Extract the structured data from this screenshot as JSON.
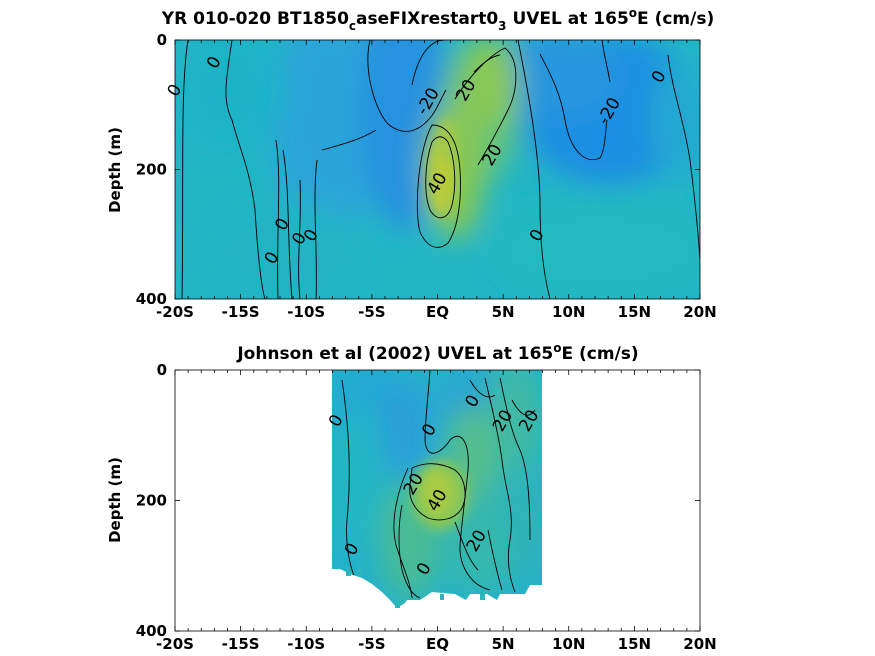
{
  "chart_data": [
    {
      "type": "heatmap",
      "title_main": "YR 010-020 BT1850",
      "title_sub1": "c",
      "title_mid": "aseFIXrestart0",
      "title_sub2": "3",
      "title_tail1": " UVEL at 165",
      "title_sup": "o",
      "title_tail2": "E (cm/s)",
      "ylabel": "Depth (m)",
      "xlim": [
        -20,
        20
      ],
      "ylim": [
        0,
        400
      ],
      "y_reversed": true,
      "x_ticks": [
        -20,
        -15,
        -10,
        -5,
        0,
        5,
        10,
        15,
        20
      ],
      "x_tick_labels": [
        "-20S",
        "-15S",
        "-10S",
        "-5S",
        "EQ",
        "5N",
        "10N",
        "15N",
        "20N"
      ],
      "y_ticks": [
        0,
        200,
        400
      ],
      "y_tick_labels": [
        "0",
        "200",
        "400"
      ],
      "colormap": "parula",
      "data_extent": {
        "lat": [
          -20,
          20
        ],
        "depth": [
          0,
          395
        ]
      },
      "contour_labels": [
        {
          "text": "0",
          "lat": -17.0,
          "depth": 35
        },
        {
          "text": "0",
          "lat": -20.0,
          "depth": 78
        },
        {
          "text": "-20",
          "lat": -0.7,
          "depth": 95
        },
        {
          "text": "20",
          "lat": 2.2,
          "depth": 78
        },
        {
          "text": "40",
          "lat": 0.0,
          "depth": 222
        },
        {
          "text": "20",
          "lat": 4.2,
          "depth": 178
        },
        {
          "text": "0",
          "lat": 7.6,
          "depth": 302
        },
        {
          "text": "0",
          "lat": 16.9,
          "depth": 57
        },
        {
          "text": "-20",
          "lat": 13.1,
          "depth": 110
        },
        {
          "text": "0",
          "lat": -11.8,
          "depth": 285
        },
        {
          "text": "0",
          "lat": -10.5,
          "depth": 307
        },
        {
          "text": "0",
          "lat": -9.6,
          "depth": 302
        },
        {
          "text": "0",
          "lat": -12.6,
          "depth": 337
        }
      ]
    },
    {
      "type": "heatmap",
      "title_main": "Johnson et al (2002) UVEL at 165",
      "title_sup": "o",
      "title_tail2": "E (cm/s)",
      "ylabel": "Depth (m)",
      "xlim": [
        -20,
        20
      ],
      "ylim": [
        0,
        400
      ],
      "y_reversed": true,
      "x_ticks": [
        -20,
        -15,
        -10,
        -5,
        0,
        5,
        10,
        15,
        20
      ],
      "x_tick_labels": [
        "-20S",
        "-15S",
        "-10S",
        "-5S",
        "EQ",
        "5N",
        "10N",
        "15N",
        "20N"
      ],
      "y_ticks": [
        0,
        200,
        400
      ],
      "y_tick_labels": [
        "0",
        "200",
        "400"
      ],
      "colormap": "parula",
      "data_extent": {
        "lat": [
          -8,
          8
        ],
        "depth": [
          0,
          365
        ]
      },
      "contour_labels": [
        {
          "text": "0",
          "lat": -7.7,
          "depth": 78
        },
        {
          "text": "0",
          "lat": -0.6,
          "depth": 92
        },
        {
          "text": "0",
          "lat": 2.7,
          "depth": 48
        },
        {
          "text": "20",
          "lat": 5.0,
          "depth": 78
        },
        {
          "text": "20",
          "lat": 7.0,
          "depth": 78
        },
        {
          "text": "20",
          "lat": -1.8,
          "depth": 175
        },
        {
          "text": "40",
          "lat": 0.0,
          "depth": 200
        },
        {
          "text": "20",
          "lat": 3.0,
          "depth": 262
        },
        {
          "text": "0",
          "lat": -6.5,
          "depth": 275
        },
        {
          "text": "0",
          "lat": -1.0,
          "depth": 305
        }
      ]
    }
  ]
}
□ □ □ □
### Your instructions
Repeat each entry precisely as it appears. Leave the pictures out.

### Exercise output
Extract the structured data from this screenshot as JSON.
{
  "chart_data": [
    {
      "type": "heatmap",
      "title_main": "YR 010-020 BT1850",
      "title_sub1": "c",
      "title_mid": "aseFIXrestart0",
      "title_sub2": "3",
      "title_tail1": " UVEL at 165",
      "title_sup": "o",
      "title_tail2": "E (cm/s)",
      "ylabel": "Depth (m)",
      "xlim": [
        -20,
        20
      ],
      "ylim": [
        0,
        400
      ],
      "y_reversed": true,
      "x_ticks": [
        -20,
        -15,
        -10,
        -5,
        0,
        5,
        10,
        15,
        20
      ],
      "x_tick_labels": [
        "-20S",
        "-15S",
        "-10S",
        "-5S",
        "EQ",
        "5N",
        "10N",
        "15N",
        "20N"
      ],
      "y_ticks": [
        0,
        200,
        400
      ],
      "y_tick_labels": [
        "0",
        "200",
        "400"
      ],
      "colormap": "parula",
      "data_extent": {
        "lat": [
          -20,
          20
        ],
        "depth": [
          0,
          395
        ]
      },
      "contour_labels": [
        {
          "text": "0",
          "lat": -17.0,
          "depth": 35
        },
        {
          "text": "0",
          "lat": -20.0,
          "depth": 78
        },
        {
          "text": "-20",
          "lat": -0.7,
          "depth": 95
        },
        {
          "text": "20",
          "lat": 2.2,
          "depth": 78
        },
        {
          "text": "40",
          "lat": 0.0,
          "depth": 222
        },
        {
          "text": "20",
          "lat": 4.2,
          "depth": 178
        },
        {
          "text": "0",
          "lat": 7.6,
          "depth": 302
        },
        {
          "text": "0",
          "lat": 16.9,
          "depth": 57
        },
        {
          "text": "-20",
          "lat": 13.1,
          "depth": 110
        },
        {
          "text": "0",
          "lat": -11.8,
          "depth": 285
        },
        {
          "text": "0",
          "lat": -10.5,
          "depth": 307
        },
        {
          "text": "0",
          "lat": -9.6,
          "depth": 302
        },
        {
          "text": "0",
          "lat": -12.6,
          "depth": 337
        }
      ]
    },
    {
      "type": "heatmap",
      "title_main": "Johnson et al (2002) UVEL at 165",
      "title_sup": "o",
      "title_tail2": "E (cm/s)",
      "ylabel": "Depth (m)",
      "xlim": [
        -20,
        20
      ],
      "ylim": [
        0,
        400
      ],
      "y_reversed": true,
      "x_ticks": [
        -20,
        -15,
        -10,
        -5,
        0,
        5,
        10,
        15,
        20
      ],
      "x_tick_labels": [
        "-20S",
        "-15S",
        "-10S",
        "-5S",
        "EQ",
        "5N",
        "10N",
        "15N",
        "20N"
      ],
      "y_ticks": [
        0,
        200,
        400
      ],
      "y_tick_labels": [
        "0",
        "200",
        "400"
      ],
      "colormap": "parula",
      "data_extent": {
        "lat": [
          -8,
          8
        ],
        "depth": [
          0,
          365
        ]
      },
      "contour_labels": [
        {
          "text": "0",
          "lat": -7.7,
          "depth": 78
        },
        {
          "text": "0",
          "lat": -0.6,
          "depth": 92
        },
        {
          "text": "0",
          "lat": 2.7,
          "depth": 48
        },
        {
          "text": "20",
          "lat": 5.0,
          "depth": 78
        },
        {
          "text": "20",
          "lat": 7.0,
          "depth": 78
        },
        {
          "text": "20",
          "lat": -1.8,
          "depth": 175
        },
        {
          "text": "40",
          "lat": 0.0,
          "depth": 200
        },
        {
          "text": "20",
          "lat": 3.0,
          "depth": 262
        },
        {
          "text": "0",
          "lat": -6.5,
          "depth": 275
        },
        {
          "text": "0",
          "lat": -1.0,
          "depth": 305
        }
      ]
    }
  ]
}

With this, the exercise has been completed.